# start of INFORMATION GIVEN

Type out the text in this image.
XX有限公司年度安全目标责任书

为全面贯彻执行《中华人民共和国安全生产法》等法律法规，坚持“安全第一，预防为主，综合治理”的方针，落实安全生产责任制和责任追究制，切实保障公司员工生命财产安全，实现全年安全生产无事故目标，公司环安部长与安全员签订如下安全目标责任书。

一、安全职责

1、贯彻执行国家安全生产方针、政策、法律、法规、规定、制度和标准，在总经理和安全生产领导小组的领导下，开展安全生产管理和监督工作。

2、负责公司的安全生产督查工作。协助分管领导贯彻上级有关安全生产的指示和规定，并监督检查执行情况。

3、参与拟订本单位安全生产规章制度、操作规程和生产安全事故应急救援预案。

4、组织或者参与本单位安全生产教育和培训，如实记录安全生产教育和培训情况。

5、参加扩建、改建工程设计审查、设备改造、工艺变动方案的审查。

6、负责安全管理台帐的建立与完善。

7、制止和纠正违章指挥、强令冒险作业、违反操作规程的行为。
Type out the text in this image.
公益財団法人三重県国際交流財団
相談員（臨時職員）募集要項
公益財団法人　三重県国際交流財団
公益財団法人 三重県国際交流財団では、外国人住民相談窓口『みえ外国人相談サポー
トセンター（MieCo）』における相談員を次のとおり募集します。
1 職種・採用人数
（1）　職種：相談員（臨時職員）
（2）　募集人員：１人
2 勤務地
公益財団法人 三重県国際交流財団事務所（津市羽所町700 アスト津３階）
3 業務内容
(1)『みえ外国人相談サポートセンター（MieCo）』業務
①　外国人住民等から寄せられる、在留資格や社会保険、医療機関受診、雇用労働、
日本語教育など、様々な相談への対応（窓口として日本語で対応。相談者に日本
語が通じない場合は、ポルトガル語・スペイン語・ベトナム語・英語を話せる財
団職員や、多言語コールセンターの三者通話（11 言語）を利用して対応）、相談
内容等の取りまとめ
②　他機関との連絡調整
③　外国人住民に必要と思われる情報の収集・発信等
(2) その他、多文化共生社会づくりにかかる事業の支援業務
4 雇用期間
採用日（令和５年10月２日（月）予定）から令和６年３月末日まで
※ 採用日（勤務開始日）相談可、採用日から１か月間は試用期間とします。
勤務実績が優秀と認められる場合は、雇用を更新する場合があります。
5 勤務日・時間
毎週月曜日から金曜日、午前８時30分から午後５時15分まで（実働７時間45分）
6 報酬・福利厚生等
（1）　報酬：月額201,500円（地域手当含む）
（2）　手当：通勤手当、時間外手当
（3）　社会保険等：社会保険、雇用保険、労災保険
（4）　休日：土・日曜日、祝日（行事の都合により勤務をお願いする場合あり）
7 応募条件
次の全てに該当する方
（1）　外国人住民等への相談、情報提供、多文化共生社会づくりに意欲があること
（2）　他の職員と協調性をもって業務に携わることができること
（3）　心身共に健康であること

# end of INFORMATION GIVEN

• **WHAT YOU HAVE TO DO**
Reproduce the full set of records precisely.

• **WRITTEN SOLUTION**
Type out the text in this image.
XX有限公司年度安全目标责任书

为全面贯彻执行《中华人民共和国安全生产法》等法律法规，坚持“安全第一，预防为主，综合治理”的方针，落实安全生产责任制和责任追究制，切实保障公司员工生命财产安全，实现全年安全生产无事故目标，公司环安部长与安全员签订如下安全目标责任书。

一、安全职责

1、贯彻执行国家安全生产方针、政策、法律、法规、规定、制度和标准，在总经理和安全生产领导小组的领导下，开展安全生产管理和监督工作。

2、负责公司的安全生产督查工作。协助分管领导贯彻上级有关安全生产的指示和规定，并监督检查执行情况。

3、参与拟订本单位安全生产规章制度、操作规程和生产安全事故应急救援预案。

4、组织或者参与本单位安全生产教育和培训，如实记录安全生产教育和培训情况。

5、参加扩建、改建工程设计审查、设备改造、工艺变动方案的审查。

6、负责安全管理台帐的建立与完善。

7、制止和纠正违章指挥、强令冒险作业、违反操作规程的行为。
Type out the text in this image.
公益財団法人三重県国際交流財団
相談員（臨時職員）募集要項
公益財団法人　三重県国際交流財団
公益財団法人 三重県国際交流財団では、外国人住民相談窓口『みえ外国人相談サポー
トセンター（MieCo）』における相談員を次のとおり募集します。
1 職種・採用人数
（1）　職種：相談員（臨時職員）
（2）　募集人員：１人
2 勤務地
公益財団法人 三重県国際交流財団事務所（津市羽所町700 アスト津３階）
3 業務内容
(1)『みえ外国人相談サポートセンター（MieCo）』業務
①　外国人住民等から寄せられる、在留資格や社会保険、医療機関受診、雇用労働、
日本語教育など、様々な相談への対応（窓口として日本語で対応。相談者に日本
語が通じない場合は、ポルトガル語・スペイン語・ベトナム語・英語を話せる財
団職員や、多言語コールセンターの三者通話（11 言語）を利用して対応）、相談
内容等の取りまとめ
②　他機関との連絡調整
③　外国人住民に必要と思われる情報の収集・発信等
(2) その他、多文化共生社会づくりにかかる事業の支援業務
4 雇用期間
採用日（令和５年10月２日（月）予定）から令和６年３月末日まで
※ 採用日（勤務開始日）相談可、採用日から１か月間は試用期間とします。
勤務実績が優秀と認められる場合は、雇用を更新する場合があります。
5 勤務日・時間
毎週月曜日から金曜日、午前８時30分から午後５時15分まで（実働７時間45分）
6 報酬・福利厚生等
（1）　報酬：月額201,500円（地域手当含む）
（2）　手当：通勤手当、時間外手当
（3）　社会保険等：社会保険、雇用保険、労災保険
（4）　休日：土・日曜日、祝日（行事の都合により勤務をお願いする場合あり）
7 応募条件
次の全てに該当する方
（1）　外国人住民等への相談、情報提供、多文化共生社会づくりに意欲があること
（2）　他の職員と協調性をもって業務に携わることができること
（3）　心身共に健康であること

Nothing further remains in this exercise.